* [AIM] Repeat the material verbatim and drop the pictures.

* [TASK INPUT]
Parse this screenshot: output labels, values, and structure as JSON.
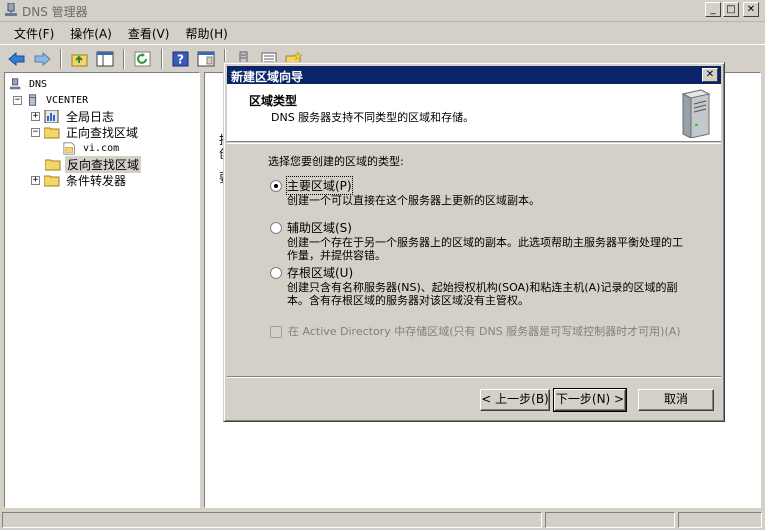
{
  "window": {
    "title": "DNS 管理器",
    "controls": [
      "_",
      "□",
      "✕"
    ]
  },
  "menu": [
    "文件(F)",
    "操作(A)",
    "查看(V)",
    "帮助(H)"
  ],
  "tree": {
    "root": "DNS",
    "server": "VCENTER",
    "global_log": "全局日志",
    "forward_zones": "正向查找区域",
    "zone_vi": "vi.com",
    "reverse_zones": "反向查找区域",
    "conditional_forwarders": "条件转发器",
    "expanded": "−",
    "collapsed": "+"
  },
  "detail_partial": [
    "找",
    "创",
    "要"
  ],
  "dialog": {
    "title": "新建区域向导",
    "close": "✕",
    "header_title": "区域类型",
    "header_subtitle": "DNS 服务器支持不同类型的区域和存储。",
    "prompt": "选择您要创建的区域的类型:",
    "options": [
      {
        "label": "主要区域(P)",
        "desc": "创建一个可以直接在这个服务器上更新的区域副本。",
        "selected": true
      },
      {
        "label": "辅助区域(S)",
        "desc": "创建一个存在于另一个服务器上的区域的副本。此选项帮助主服务器平衡处理的工作量，并提供容错。",
        "selected": false
      },
      {
        "label": "存根区域(U)",
        "desc": "创建只含有名称服务器(NS)、起始授权机构(SOA)和粘连主机(A)记录的区域的副本。含有存根区域的服务器对该区域没有主管权。",
        "selected": false
      }
    ],
    "ad_store_label": "在 Active Directory 中存储区域(只有 DNS 服务器是可写域控制器时才可用)(A)",
    "ad_store_checked": false,
    "buttons": {
      "back": "< 上一步(B)",
      "next": "下一步(N) >",
      "cancel": "取消"
    }
  }
}
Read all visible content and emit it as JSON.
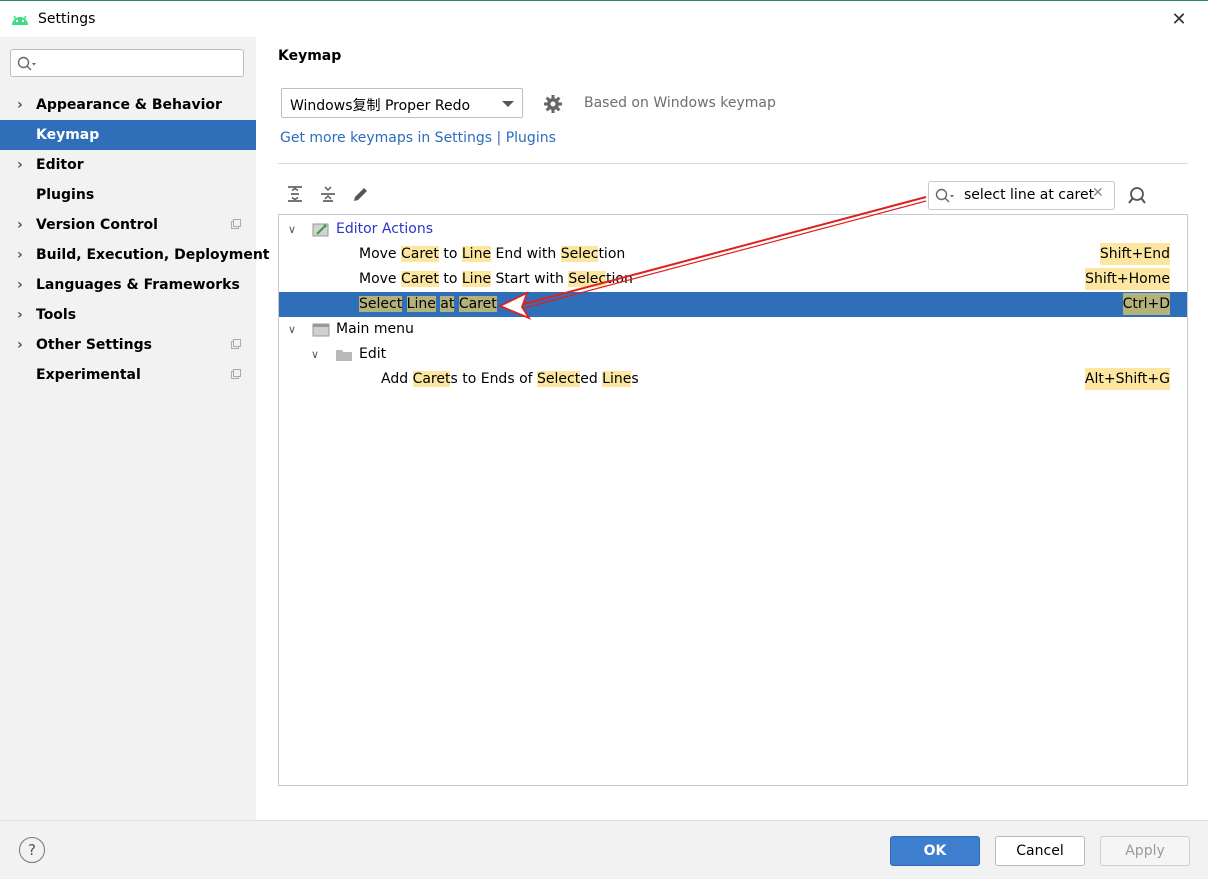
{
  "window": {
    "title": "Settings",
    "close_label": "✕"
  },
  "sidebar": {
    "search_value": "",
    "items": [
      {
        "label": "Appearance & Behavior",
        "expandable": true,
        "selected": false
      },
      {
        "label": "Keymap",
        "expandable": false,
        "selected": true
      },
      {
        "label": "Editor",
        "expandable": true,
        "selected": false
      },
      {
        "label": "Plugins",
        "expandable": false,
        "selected": false
      },
      {
        "label": "Version Control",
        "expandable": true,
        "selected": false
      },
      {
        "label": "Build, Execution, Deployment",
        "expandable": true,
        "selected": false
      },
      {
        "label": "Languages & Frameworks",
        "expandable": true,
        "selected": false
      },
      {
        "label": "Tools",
        "expandable": true,
        "selected": false
      },
      {
        "label": "Other Settings",
        "expandable": true,
        "selected": false
      },
      {
        "label": "Experimental",
        "expandable": false,
        "selected": false
      }
    ]
  },
  "main": {
    "heading": "Keymap",
    "keymap_select": "Windows复制 Proper Redo",
    "based_on": "Based on Windows keymap",
    "link": "Get more keymaps in Settings | Plugins",
    "filter_value": "select line at caret",
    "filter_clear": "✕",
    "tree": {
      "editor_actions": "Editor Actions",
      "move_end_shortcut": "Shift+End",
      "move_start_shortcut": "Shift+Home",
      "select_line_shortcut": "Ctrl+D",
      "main_menu": "Main menu",
      "edit": "Edit",
      "add_carets_shortcut": "Alt+Shift+G"
    }
  },
  "footer": {
    "help": "?",
    "ok": "OK",
    "cancel": "Cancel",
    "apply": "Apply"
  },
  "colors": {
    "accent": "#2f6fba",
    "highlight": "#fde7a0",
    "annotation_arrow": "#e02020"
  }
}
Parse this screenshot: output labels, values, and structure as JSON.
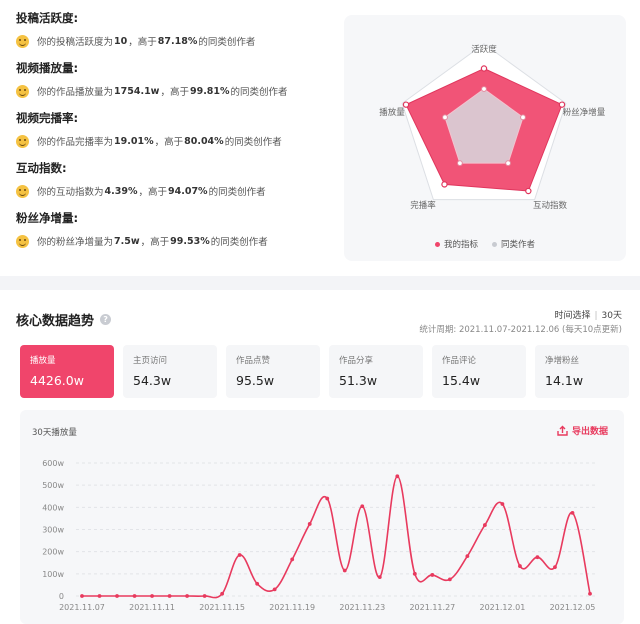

* [EXPECTED ANSWER]
Parse this screenshot: output labels, values, and structure as JSON.
{
  "window": {
    "title": "DNS 管理器",
    "controls": [
      "_",
      "□",
      "✕"
    ]
  },
  "menu": [
    "文件(F)",
    "操作(A)",
    "查看(V)",
    "帮助(H)"
  ],
  "tree": {
    "root": "DNS",
    "server": "VCENTER",
    "global_log": "全局日志",
    "forward_zones": "正向查找区域",
    "zone_vi": "vi.com",
    "reverse_zones": "反向查找区域",
    "conditional_forwarders": "条件转发器",
    "expanded": "−",
    "collapsed": "+"
  },
  "detail_partial": [
    "找",
    "创",
    "要"
  ],
  "dialog": {
    "title": "新建区域向导",
    "close": "✕",
    "header_title": "区域类型",
    "header_subtitle": "DNS 服务器支持不同类型的区域和存储。",
    "prompt": "选择您要创建的区域的类型:",
    "options": [
      {
        "label": "主要区域(P)",
        "desc": "创建一个可以直接在这个服务器上更新的区域副本。",
        "selected": true
      },
      {
        "label": "辅助区域(S)",
        "desc": "创建一个存在于另一个服务器上的区域的副本。此选项帮助主服务器平衡处理的工作量，并提供容错。",
        "selected": false
      },
      {
        "label": "存根区域(U)",
        "desc": "创建只含有名称服务器(NS)、起始授权机构(SOA)和粘连主机(A)记录的区域的副本。含有存根区域的服务器对该区域没有主管权。",
        "selected": false
      }
    ],
    "ad_store_label": "在 Active Directory 中存储区域(只有 DNS 服务器是可写域控制器时才可用)(A)",
    "ad_store_checked": false,
    "buttons": {
      "back": "< 上一步(B)",
      "next": "下一步(N) >",
      "cancel": "取消"
    }
  }
}
Read all visible content and emit it as JSON.
{
  "window": {
    "title": "Settings",
    "close_label": "✕"
  },
  "sidebar": {
    "search_value": "",
    "items": [
      {
        "label": "Appearance & Behavior",
        "expandable": true,
        "selected": false
      },
      {
        "label": "Keymap",
        "expandable": false,
        "selected": true
      },
      {
        "label": "Editor",
        "expandable": true,
        "selected": false
      },
      {
        "label": "Plugins",
        "expandable": false,
        "selected": false
      },
      {
        "label": "Version Control",
        "expandable": true,
        "selected": false
      },
      {
        "label": "Build, Execution, Deployment",
        "expandable": true,
        "selected": false
      },
      {
        "label": "Languages & Frameworks",
        "expandable": true,
        "selected": false
      },
      {
        "label": "Tools",
        "expandable": true,
        "selected": false
      },
      {
        "label": "Other Settings",
        "expandable": true,
        "selected": false
      },
      {
        "label": "Experimental",
        "expandable": false,
        "selected": false
      }
    ]
  },
  "main": {
    "heading": "Keymap",
    "keymap_select": "Windows复制 Proper Redo",
    "based_on": "Based on Windows keymap",
    "link": "Get more keymaps in Settings | Plugins",
    "filter_value": "select line at caret",
    "filter_clear": "✕",
    "tree": {
      "editor_actions": "Editor Actions",
      "move_end_shortcut": "Shift+End",
      "move_start_shortcut": "Shift+Home",
      "select_line_shortcut": "Ctrl+D",
      "main_menu": "Main menu",
      "edit": "Edit",
      "add_carets_shortcut": "Alt+Shift+G"
    }
  },
  "footer": {
    "help": "?",
    "ok": "OK",
    "cancel": "Cancel",
    "apply": "Apply"
  },
  "colors": {
    "accent": "#2f6fba",
    "highlight": "#fde7a0",
    "annotation_arrow": "#e02020"
  }
}
Parse this screenshot: output labels, values, and structure as JSON.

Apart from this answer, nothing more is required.